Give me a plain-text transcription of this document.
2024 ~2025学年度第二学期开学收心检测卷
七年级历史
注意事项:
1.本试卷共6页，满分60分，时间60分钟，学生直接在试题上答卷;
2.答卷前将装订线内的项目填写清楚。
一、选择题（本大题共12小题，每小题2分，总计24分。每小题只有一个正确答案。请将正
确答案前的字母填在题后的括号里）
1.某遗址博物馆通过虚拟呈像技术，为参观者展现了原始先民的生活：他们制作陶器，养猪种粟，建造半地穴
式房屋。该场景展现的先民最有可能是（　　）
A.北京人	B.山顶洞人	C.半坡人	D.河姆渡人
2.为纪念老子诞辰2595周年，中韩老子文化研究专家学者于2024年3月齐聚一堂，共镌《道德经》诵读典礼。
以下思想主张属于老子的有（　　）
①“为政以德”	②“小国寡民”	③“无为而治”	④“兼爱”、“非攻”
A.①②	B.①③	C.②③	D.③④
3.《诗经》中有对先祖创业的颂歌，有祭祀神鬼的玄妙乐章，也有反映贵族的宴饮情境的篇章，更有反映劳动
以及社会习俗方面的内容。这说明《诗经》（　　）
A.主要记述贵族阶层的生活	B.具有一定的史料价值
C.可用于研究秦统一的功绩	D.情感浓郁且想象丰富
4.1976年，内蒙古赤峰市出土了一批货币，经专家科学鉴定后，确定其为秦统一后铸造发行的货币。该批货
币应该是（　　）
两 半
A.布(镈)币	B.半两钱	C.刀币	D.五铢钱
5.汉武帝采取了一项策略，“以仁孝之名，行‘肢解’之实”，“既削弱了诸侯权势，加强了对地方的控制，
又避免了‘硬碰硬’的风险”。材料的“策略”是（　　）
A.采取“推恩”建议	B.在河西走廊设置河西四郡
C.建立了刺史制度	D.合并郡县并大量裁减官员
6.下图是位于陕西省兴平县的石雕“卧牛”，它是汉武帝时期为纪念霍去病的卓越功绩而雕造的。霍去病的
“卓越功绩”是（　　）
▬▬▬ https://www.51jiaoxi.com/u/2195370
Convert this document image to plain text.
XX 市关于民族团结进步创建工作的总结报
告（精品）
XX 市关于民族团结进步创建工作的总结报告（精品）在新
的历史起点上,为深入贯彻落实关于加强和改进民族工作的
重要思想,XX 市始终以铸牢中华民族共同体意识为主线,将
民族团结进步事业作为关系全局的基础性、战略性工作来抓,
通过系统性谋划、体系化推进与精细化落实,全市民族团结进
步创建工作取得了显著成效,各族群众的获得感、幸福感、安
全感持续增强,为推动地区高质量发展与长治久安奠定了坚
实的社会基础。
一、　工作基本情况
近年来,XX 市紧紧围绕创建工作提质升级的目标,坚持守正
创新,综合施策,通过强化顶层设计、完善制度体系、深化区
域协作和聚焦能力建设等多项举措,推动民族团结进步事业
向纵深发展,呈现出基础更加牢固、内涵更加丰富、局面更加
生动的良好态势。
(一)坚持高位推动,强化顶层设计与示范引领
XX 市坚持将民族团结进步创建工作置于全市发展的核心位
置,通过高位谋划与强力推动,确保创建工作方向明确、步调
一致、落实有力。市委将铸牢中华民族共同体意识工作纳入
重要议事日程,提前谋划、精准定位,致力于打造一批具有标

=====

- **Problem description**:
Every line above should be written out again exactly as it stands.

- **Expected answer**:
Give me a plain-text transcription of this document.
2024 ~2025学年度第二学期开学收心检测卷
七年级历史
注意事项:
1.本试卷共6页，满分60分，时间60分钟，学生直接在试题上答卷;
2.答卷前将装订线内的项目填写清楚。
一、选择题（本大题共12小题，每小题2分，总计24分。每小题只有一个正确答案。请将正
确答案前的字母填在题后的括号里）
1.某遗址博物馆通过虚拟呈像技术，为参观者展现了原始先民的生活：他们制作陶器，养猪种粟，建造半地穴
式房屋。该场景展现的先民最有可能是（　　）
A.北京人	B.山顶洞人	C.半坡人	D.河姆渡人
2.为纪念老子诞辰2595周年，中韩老子文化研究专家学者于2024年3月齐聚一堂，共镌《道德经》诵读典礼。
以下思想主张属于老子的有（　　）
①“为政以德”	②“小国寡民”	③“无为而治”	④“兼爱”、“非攻”
A.①②	B.①③	C.②③	D.③④
3.《诗经》中有对先祖创业的颂歌，有祭祀神鬼的玄妙乐章，也有反映贵族的宴饮情境的篇章，更有反映劳动
以及社会习俗方面的内容。这说明《诗经》（　　）
A.主要记述贵族阶层的生活	B.具有一定的史料价值
C.可用于研究秦统一的功绩	D.情感浓郁且想象丰富
4.1976年，内蒙古赤峰市出土了一批货币，经专家科学鉴定后，确定其为秦统一后铸造发行的货币。该批货
币应该是（　　）
两 半
A.布(镈)币	B.半两钱	C.刀币	D.五铢钱
5.汉武帝采取了一项策略，“以仁孝之名，行‘肢解’之实”，“既削弱了诸侯权势，加强了对地方的控制，
又避免了‘硬碰硬’的风险”。材料的“策略”是（　　）
A.采取“推恩”建议	B.在河西走廊设置河西四郡
C.建立了刺史制度	D.合并郡县并大量裁减官员
6.下图是位于陕西省兴平县的石雕“卧牛”，它是汉武帝时期为纪念霍去病的卓越功绩而雕造的。霍去病的
“卓越功绩”是（　　）
▬▬▬ https://www.51jiaoxi.com/u/2195370
Convert this document image to plain text.
XX 市关于民族团结进步创建工作的总结报
告（精品）
XX 市关于民族团结进步创建工作的总结报告（精品）在新
的历史起点上,为深入贯彻落实关于加强和改进民族工作的
重要思想,XX 市始终以铸牢中华民族共同体意识为主线,将
民族团结进步事业作为关系全局的基础性、战略性工作来抓,
通过系统性谋划、体系化推进与精细化落实,全市民族团结进
步创建工作取得了显著成效,各族群众的获得感、幸福感、安
全感持续增强,为推动地区高质量发展与长治久安奠定了坚
实的社会基础。
一、　工作基本情况
近年来,XX 市紧紧围绕创建工作提质升级的目标,坚持守正
创新,综合施策,通过强化顶层设计、完善制度体系、深化区
域协作和聚焦能力建设等多项举措,推动民族团结进步事业
向纵深发展,呈现出基础更加牢固、内涵更加丰富、局面更加
生动的良好态势。
(一)坚持高位推动,强化顶层设计与示范引领
XX 市坚持将民族团结进步创建工作置于全市发展的核心位
置,通过高位谋划与强力推动,确保创建工作方向明确、步调
一致、落实有力。市委将铸牢中华民族共同体意识工作纳入
重要议事日程,提前谋划、精准定位,致力于打造一批具有标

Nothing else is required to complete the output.